TO DO »
Reproduce all of the records exactly.

Dataset rows about figures:
[START]

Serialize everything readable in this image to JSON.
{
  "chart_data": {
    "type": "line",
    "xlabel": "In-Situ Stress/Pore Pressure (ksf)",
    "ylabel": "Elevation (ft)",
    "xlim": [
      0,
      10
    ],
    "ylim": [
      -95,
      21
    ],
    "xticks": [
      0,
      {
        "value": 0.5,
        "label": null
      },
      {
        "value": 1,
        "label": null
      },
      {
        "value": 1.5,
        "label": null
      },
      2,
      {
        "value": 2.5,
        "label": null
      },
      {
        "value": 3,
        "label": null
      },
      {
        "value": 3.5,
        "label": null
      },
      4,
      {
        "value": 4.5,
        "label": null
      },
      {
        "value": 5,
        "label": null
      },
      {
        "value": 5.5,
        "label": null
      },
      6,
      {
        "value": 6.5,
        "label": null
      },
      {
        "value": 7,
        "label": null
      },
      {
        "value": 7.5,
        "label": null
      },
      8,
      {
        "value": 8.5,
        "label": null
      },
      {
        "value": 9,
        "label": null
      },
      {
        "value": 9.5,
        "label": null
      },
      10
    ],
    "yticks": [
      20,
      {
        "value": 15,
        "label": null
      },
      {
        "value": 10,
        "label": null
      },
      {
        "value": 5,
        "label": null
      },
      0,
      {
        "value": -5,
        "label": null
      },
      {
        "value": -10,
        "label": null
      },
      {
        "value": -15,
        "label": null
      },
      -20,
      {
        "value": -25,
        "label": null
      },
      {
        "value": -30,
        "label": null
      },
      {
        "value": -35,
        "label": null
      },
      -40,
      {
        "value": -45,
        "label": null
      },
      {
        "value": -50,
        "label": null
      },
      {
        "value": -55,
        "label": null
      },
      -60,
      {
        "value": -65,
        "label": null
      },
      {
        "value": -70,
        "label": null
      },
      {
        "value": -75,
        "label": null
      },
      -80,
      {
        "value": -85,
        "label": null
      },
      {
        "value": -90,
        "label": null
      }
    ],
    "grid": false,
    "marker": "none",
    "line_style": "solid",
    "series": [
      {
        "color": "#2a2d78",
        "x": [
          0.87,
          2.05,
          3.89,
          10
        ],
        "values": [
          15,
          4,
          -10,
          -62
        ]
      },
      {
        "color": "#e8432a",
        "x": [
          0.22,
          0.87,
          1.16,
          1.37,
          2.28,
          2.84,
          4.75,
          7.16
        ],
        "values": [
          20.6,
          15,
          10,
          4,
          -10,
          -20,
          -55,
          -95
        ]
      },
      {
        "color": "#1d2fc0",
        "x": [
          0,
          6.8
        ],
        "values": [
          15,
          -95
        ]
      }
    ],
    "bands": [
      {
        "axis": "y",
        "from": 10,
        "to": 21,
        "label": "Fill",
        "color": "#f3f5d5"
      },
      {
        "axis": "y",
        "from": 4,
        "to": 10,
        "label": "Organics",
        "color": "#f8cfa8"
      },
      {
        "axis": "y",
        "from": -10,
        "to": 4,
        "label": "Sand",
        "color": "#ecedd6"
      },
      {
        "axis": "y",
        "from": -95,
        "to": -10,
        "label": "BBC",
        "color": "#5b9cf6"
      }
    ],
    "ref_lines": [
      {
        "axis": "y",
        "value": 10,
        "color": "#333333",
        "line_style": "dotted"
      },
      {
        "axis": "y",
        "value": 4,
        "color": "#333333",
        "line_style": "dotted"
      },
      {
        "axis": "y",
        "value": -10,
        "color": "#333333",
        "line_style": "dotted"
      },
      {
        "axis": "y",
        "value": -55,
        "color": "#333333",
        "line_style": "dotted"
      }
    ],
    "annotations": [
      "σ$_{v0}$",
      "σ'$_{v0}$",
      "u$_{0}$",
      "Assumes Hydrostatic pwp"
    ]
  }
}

[END]

EXERCISE ANSWER »
Serialize everything readable in this image to JSON.
{
  "chart_data": {
    "type": "line",
    "xlabel": "In-Situ Stress/Pore Pressure (ksf)",
    "ylabel": "Elevation (ft)",
    "xlim": [
      0,
      10
    ],
    "ylim": [
      -95,
      21
    ],
    "xticks": [
      0,
      {
        "value": 0.5,
        "label": null
      },
      {
        "value": 1,
        "label": null
      },
      {
        "value": 1.5,
        "label": null
      },
      2,
      {
        "value": 2.5,
        "label": null
      },
      {
        "value": 3,
        "label": null
      },
      {
        "value": 3.5,
        "label": null
      },
      4,
      {
        "value": 4.5,
        "label": null
      },
      {
        "value": 5,
        "label": null
      },
      {
        "value": 5.5,
        "label": null
      },
      6,
      {
        "value": 6.5,
        "label": null
      },
      {
        "value": 7,
        "label": null
      },
      {
        "value": 7.5,
        "label": null
      },
      8,
      {
        "value": 8.5,
        "label": null
      },
      {
        "value": 9,
        "label": null
      },
      {
        "value": 9.5,
        "label": null
      },
      10
    ],
    "yticks": [
      20,
      {
        "value": 15,
        "label": null
      },
      {
        "value": 10,
        "label": null
      },
      {
        "value": 5,
        "label": null
      },
      0,
      {
        "value": -5,
        "label": null
      },
      {
        "value": -10,
        "label": null
      },
      {
        "value": -15,
        "label": null
      },
      -20,
      {
        "value": -25,
        "label": null
      },
      {
        "value": -30,
        "label": null
      },
      {
        "value": -35,
        "label": null
      },
      -40,
      {
        "value": -45,
        "label": null
      },
      {
        "value": -50,
        "label": null
      },
      {
        "value": -55,
        "label": null
      },
      -60,
      {
        "value": -65,
        "label": null
      },
      {
        "value": -70,
        "label": null
      },
      {
        "value": -75,
        "label": null
      },
      -80,
      {
        "value": -85,
        "label": null
      },
      {
        "value": -90,
        "label": null
      }
    ],
    "grid": false,
    "marker": "none",
    "line_style": "solid",
    "series": [
      {
        "color": "#2a2d78",
        "x": [
          0.87,
          2.05,
          3.89,
          10
        ],
        "values": [
          15,
          4,
          -10,
          -62
        ]
      },
      {
        "color": "#e8432a",
        "x": [
          0.22,
          0.87,
          1.16,
          1.37,
          2.28,
          2.84,
          4.75,
          7.16
        ],
        "values": [
          20.6,
          15,
          10,
          4,
          -10,
          -20,
          -55,
          -95
        ]
      },
      {
        "color": "#1d2fc0",
        "x": [
          0,
          6.8
        ],
        "values": [
          15,
          -95
        ]
      }
    ],
    "bands": [
      {
        "axis": "y",
        "from": 10,
        "to": 21,
        "label": "Fill",
        "color": "#f3f5d5"
      },
      {
        "axis": "y",
        "from": 4,
        "to": 10,
        "label": "Organics",
        "color": "#f8cfa8"
      },
      {
        "axis": "y",
        "from": -10,
        "to": 4,
        "label": "Sand",
        "color": "#ecedd6"
      },
      {
        "axis": "y",
        "from": -95,
        "to": -10,
        "label": "BBC",
        "color": "#5b9cf6"
      }
    ],
    "ref_lines": [
      {
        "axis": "y",
        "value": 10,
        "color": "#333333",
        "line_style": "dotted"
      },
      {
        "axis": "y",
        "value": 4,
        "color": "#333333",
        "line_style": "dotted"
      },
      {
        "axis": "y",
        "value": -10,
        "color": "#333333",
        "line_style": "dotted"
      },
      {
        "axis": "y",
        "value": -55,
        "color": "#333333",
        "line_style": "dotted"
      }
    ],
    "annotations": [
      "σ$_{v0}$",
      "σ'$_{v0}$",
      "u$_{0}$",
      "Assumes Hydrostatic pwp"
    ]
  }
}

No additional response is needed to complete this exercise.